§ WORK TO DO:
1. Translate this sentence from the letter to the NMM board into Spanish: "On September 3, 2021, NMM’s unit price closed at $31.43."
2. Write out the passage of the letter to the NMM board, starting with "7 Avenue de" and going on through "new 13-D filing.".
3. In the letter to the NMM board, what adjusted net asset value per unit does Value Investors Edge estimate for NMM?

§ GIVEN TEXT:

★ ★ ★ ★ ★ ★ ★

EX-99.1 2 ea189121ex99-1_navios.htm LETTER TO THE BOARD OF DIRECTORS OF THE ISSUER AND THE ISSUER, DATED NOVEMBER 28, 2023

Exhibit 1

 

Ned L. Sherwood

151 Terrapin Point

Vero Beach, FL 32963

Tel: (772) 360-1540

Notpleasedwithnmm@gmail.com

 

November 28, 2023

 

Ms. Angeliki Frangou

NMM Board of Directors

Navios Maritime Partners L.P.

7 Avenue de Grande Bretagne, Office 11B2

Monte Carlo, MC 98000 Monaco

 

Dear Ms. Frangou and NMM Board of Directors,

 

It has been more than two years since my September 3, 2021 13-D filing. Although various equity issuance transactions by NMM had subsequently reduced my aggregate ownership below 5.0%, some recent purchases by me have now brought my ownership percentage back to 5.4%. Thus I have decided to issue this letter in connection with my new 13-D filing.

 

On September 3, 2021, NMM’s unit price closed at $31.43. Since monthly earnings are not reported, NMM’s cumulative per unit earnings have totaled $32.49 from October 1, 2021, through September 30, 2023. Notwithstanding these results, NMM’s current unit price is $24.10 as of the close of trading on November 24, 2023 - a decline of 23.3%. This decline has been only slightly ameliorated by eight 5-cent quarterly dividends totaling 40 cents – representing a measly 1.23% of total aggregate earnings during this 2-year period. Therefore, NMM’s current unit price of $24.10 does not even exceed the $32.09 net increase in book value during the period discussed above.

 

On the latest conference call of November 2, 2023, Angeliki Frangou stated unequivocally (as she routinely does on calls) that she is “pleased with NMM’s results”. For all of NMM’s other unitholders, this has to be a shocking statement given NMM’s dismal unit performance over the past 2 years.

 

Why is Ms. Frangou “pleased” with NMM’s performance since it is clearly terrible for the unitholders? Possibly because Ms. Frangou operates a Ship Management Company, which is separate from NMM operations, but collects millions of dollars of management fees and commissions from NMM for buying and selling ships and operating the fleet. Therefore, while all NMM unitholders get a tiny 5-cent distribution per quarter and suffer with a unit price trading well below net asset value, Ms. Frangou is raking in multi-millions in related party fees.

 

Additionally, Ms. Frangou may be “pleased” because she is hoping to take NMM private at a depressed price in the foreseeable future. Ms. Frangou is currently in the process of taking Navios Maritime Holdings (NM) private in a transaction that will significantly increase her ownership in NMM at its current price. This transaction should “please” her if the research analysts that currently cover NMM have estimated NMM’s current net asset value in a reasonable manner.

 

Omar Nokta, Head of Shipping Research at Jefferies, estimates NMM’s net asset value at $117.60 per unit in his latest report - versus its current market price of $24.10, or 488% above the prevailing unit price. Value Investors Edge, another prestigious shipping research service, estimates NMM’s adjusted net asset value at roughly $99 per unit. No wonder Ms. Frangou is “pleased” given that via the ongoing NM transaction, she is purchasing ownership in NMM at approximately 20-24% of estimated NAV!

★ ★ ★ ★ ★ ★ ★

§ RAW DATA:
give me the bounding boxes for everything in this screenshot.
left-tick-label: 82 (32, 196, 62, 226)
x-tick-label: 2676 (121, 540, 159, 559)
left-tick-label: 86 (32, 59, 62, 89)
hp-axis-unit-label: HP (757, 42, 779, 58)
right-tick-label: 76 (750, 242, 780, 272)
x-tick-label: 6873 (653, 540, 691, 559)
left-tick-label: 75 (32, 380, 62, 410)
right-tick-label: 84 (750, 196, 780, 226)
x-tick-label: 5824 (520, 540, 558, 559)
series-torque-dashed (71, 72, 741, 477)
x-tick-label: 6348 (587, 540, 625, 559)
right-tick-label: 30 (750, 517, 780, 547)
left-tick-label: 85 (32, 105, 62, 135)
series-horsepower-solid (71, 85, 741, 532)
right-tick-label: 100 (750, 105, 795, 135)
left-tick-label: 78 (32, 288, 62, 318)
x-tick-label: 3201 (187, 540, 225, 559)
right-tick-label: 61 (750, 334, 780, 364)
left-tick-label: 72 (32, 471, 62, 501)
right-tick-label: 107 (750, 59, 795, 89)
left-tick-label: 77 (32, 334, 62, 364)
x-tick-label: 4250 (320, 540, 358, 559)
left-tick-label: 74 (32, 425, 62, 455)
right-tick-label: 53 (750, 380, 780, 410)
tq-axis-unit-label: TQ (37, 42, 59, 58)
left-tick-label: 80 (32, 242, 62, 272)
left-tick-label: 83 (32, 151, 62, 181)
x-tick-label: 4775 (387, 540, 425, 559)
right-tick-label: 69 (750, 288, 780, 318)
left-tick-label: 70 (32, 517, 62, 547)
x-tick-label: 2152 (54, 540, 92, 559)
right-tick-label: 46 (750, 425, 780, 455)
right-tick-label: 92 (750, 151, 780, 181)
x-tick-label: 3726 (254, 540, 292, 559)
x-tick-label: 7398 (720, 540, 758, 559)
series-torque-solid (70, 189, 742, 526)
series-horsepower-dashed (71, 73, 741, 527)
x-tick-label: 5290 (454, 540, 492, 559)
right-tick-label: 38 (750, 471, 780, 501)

★ ★ ★ ★ ★ ★ ★

§ RESPONSES TO THE EXERCISE:
1. El 3 de septiembre de 2021, el precio por unidad de NMM cerró en 31,43 dólares.

2.
7 Avenue de Grande Bretagne, Office 11B2

Monte Carlo, MC 98000 Monaco

 

Dear Ms. Frangou and NMM Board of Directors,

 

It has been more than two years since my September 3, 2021 13-D filing. Although various equity issuance transactions by NMM had subsequently reduced my aggregate ownership below 5.0%, some recent purchases by me have now brought my ownership percentage back to 5.4%. Thus I have decided to issue this letter in connection with my new 13-D filing.

3. Roughly $99 per unit.